Dataset excerpt:

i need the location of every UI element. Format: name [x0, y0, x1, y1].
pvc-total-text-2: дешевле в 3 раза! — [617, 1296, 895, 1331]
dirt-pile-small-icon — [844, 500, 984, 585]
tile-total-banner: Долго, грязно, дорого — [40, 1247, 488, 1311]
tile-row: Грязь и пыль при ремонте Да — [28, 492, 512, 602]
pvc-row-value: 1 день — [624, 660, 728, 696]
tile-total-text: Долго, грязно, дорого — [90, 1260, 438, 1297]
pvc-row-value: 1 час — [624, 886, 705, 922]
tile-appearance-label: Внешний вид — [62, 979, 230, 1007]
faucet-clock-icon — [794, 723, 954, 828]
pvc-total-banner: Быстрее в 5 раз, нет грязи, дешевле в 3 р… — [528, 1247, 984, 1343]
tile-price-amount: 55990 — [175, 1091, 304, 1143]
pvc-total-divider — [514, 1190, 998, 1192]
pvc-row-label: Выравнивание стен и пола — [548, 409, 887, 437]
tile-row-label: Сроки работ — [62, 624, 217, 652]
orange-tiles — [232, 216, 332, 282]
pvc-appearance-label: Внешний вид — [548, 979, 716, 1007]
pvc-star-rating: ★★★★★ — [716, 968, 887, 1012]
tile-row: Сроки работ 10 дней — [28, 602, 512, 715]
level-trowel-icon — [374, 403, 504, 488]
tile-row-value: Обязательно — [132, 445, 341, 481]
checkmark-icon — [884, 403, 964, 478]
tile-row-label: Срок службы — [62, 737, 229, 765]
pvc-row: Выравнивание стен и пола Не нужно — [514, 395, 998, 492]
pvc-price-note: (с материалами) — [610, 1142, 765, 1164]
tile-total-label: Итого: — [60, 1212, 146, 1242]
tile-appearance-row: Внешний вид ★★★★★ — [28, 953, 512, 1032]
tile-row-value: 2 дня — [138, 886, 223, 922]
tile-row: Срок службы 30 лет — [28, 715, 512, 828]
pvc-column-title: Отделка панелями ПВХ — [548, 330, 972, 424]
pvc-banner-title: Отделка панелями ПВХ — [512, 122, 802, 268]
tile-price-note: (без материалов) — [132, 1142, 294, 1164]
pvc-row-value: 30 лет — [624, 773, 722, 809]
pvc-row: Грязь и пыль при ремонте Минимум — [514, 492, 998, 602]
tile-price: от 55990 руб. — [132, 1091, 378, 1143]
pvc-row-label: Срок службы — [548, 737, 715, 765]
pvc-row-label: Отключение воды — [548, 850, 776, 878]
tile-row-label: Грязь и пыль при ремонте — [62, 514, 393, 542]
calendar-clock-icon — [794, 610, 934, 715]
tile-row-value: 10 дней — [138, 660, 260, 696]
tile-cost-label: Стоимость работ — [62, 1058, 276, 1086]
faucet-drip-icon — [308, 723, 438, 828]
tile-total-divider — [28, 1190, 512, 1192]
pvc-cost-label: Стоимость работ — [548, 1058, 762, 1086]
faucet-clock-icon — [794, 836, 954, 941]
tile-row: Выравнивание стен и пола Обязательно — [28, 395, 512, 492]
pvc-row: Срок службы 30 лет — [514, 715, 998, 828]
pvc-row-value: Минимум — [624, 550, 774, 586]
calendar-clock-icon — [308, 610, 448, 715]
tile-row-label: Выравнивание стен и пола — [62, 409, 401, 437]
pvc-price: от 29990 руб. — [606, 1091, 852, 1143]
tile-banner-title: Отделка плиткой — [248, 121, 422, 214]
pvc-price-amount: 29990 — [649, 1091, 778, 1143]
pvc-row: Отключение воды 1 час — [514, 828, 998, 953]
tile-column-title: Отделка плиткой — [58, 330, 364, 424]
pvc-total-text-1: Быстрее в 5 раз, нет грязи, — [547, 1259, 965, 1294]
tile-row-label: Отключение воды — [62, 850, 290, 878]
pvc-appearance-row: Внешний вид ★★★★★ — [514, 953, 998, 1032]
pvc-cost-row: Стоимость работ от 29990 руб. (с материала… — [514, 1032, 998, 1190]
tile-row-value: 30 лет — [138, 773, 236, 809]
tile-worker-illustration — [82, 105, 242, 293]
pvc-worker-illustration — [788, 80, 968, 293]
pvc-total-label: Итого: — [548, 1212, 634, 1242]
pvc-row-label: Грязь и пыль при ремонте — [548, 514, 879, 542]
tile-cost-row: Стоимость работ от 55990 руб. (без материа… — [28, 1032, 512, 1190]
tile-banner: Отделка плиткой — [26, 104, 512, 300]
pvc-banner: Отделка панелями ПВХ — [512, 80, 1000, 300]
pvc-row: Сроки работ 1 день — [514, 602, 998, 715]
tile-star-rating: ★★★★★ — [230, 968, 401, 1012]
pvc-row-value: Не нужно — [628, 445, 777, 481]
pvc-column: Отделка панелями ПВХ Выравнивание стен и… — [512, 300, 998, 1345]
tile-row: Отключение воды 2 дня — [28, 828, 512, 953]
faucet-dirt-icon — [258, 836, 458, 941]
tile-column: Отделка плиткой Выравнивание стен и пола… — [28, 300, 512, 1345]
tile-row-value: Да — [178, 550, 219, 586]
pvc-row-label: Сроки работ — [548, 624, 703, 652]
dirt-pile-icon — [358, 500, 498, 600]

_SHORT PROBLEM:_ Rewrite the material above, renaming every "pvc-row-value" to "pvc-value" and leaving everything else unchanged.

_THE REPLY:_
i need the location of every UI element. Format: name [x0, y0, x1, y1].
pvc-total-text-2: дешевле в 3 раза! — [617, 1296, 895, 1331]
dirt-pile-small-icon — [844, 500, 984, 585]
tile-total-banner: Долго, грязно, дорого — [40, 1247, 488, 1311]
tile-row: Грязь и пыль при ремонте Да — [28, 492, 512, 602]
pvc-value: 1 день — [624, 660, 728, 696]
tile-total-text: Долго, грязно, дорого — [90, 1260, 438, 1297]
pvc-value: 1 час — [624, 886, 705, 922]
tile-appearance-label: Внешний вид — [62, 979, 230, 1007]
faucet-clock-icon — [794, 723, 954, 828]
pvc-total-banner: Быстрее в 5 раз, нет грязи, дешевле в 3 р… — [528, 1247, 984, 1343]
tile-price-amount: 55990 — [175, 1091, 304, 1143]
pvc-total-divider — [514, 1190, 998, 1192]
pvc-row-label: Выравнивание стен и пола — [548, 409, 887, 437]
tile-row-label: Сроки работ — [62, 624, 217, 652]
orange-tiles — [232, 216, 332, 282]
pvc-appearance-label: Внешний вид — [548, 979, 716, 1007]
pvc-star-rating: ★★★★★ — [716, 968, 887, 1012]
tile-row: Сроки работ 10 дней — [28, 602, 512, 715]
level-trowel-icon — [374, 403, 504, 488]
tile-row-value: Обязательно — [132, 445, 341, 481]
checkmark-icon — [884, 403, 964, 478]
tile-row-label: Срок службы — [62, 737, 229, 765]
pvc-row: Выравнивание стен и пола Не нужно — [514, 395, 998, 492]
pvc-price-note: (с материалами) — [610, 1142, 765, 1164]
tile-total-label: Итого: — [60, 1212, 146, 1242]
tile-appearance-row: Внешний вид ★★★★★ — [28, 953, 512, 1032]
tile-row-value: 2 дня — [138, 886, 223, 922]
tile-row: Срок службы 30 лет — [28, 715, 512, 828]
pvc-column-title: Отделка панелями ПВХ — [548, 330, 972, 424]
pvc-banner-title: Отделка панелями ПВХ — [512, 122, 802, 268]
tile-price-note: (без материалов) — [132, 1142, 294, 1164]
pvc-value: 30 лет — [624, 773, 722, 809]
pvc-row: Грязь и пыль при ремонте Минимум — [514, 492, 998, 602]
tile-price: от 55990 руб. — [132, 1091, 378, 1143]
pvc-row-label: Срок службы — [548, 737, 715, 765]
pvc-row-label: Отключение воды — [548, 850, 776, 878]
tile-row-label: Грязь и пыль при ремонте — [62, 514, 393, 542]
calendar-clock-icon — [794, 610, 934, 715]
tile-row-value: 10 дней — [138, 660, 260, 696]
tile-cost-label: Стоимость работ — [62, 1058, 276, 1086]
faucet-drip-icon — [308, 723, 438, 828]
tile-total-divider — [28, 1190, 512, 1192]
pvc-cost-label: Стоимость работ — [548, 1058, 762, 1086]
faucet-clock-icon — [794, 836, 954, 941]
tile-row: Выравнивание стен и пола Обязательно — [28, 395, 512, 492]
pvc-row: Срок службы 30 лет — [514, 715, 998, 828]
pvc-value: Минимум — [624, 550, 774, 586]
calendar-clock-icon — [308, 610, 448, 715]
tile-row-label: Выравнивание стен и пола — [62, 409, 401, 437]
pvc-price: от 29990 руб. — [606, 1091, 852, 1143]
tile-banner-title: Отделка плиткой — [248, 121, 422, 214]
pvc-price-amount: 29990 — [649, 1091, 778, 1143]
pvc-row: Отключение воды 1 час — [514, 828, 998, 953]
tile-column-title: Отделка плиткой — [58, 330, 364, 424]
pvc-total-text-1: Быстрее в 5 раз, нет грязи, — [547, 1259, 965, 1294]
tile-row-label: Отключение воды — [62, 850, 290, 878]
pvc-appearance-row: Внешний вид ★★★★★ — [514, 953, 998, 1032]
pvc-cost-row: Стоимость работ от 29990 руб. (с материала… — [514, 1032, 998, 1190]
tile-row-value: 30 лет — [138, 773, 236, 809]
tile-worker-illustration — [82, 105, 242, 293]
pvc-worker-illustration — [788, 80, 968, 293]
pvc-total-label: Итого: — [548, 1212, 634, 1242]
pvc-row-label: Грязь и пыль при ремонте — [548, 514, 879, 542]
tile-cost-row: Стоимость работ от 55990 руб. (без материа… — [28, 1032, 512, 1190]
tile-banner: Отделка плиткой — [26, 104, 512, 300]
pvc-banner: Отделка панелями ПВХ — [512, 80, 1000, 300]
pvc-row: Сроки работ 1 день — [514, 602, 998, 715]
tile-star-rating: ★★★★★ — [230, 968, 401, 1012]
pvc-value: Не нужно — [628, 445, 777, 481]
pvc-column: Отделка панелями ПВХ Выравнивание стен и… — [512, 300, 998, 1345]
tile-row: Отключение воды 2 дня — [28, 828, 512, 953]
faucet-dirt-icon — [258, 836, 458, 941]
tile-column: Отделка плиткой Выравнивание стен и пола… — [28, 300, 512, 1345]
tile-row-value: Да — [178, 550, 219, 586]
pvc-row-label: Сроки работ — [548, 624, 703, 652]
dirt-pile-icon — [358, 500, 498, 600]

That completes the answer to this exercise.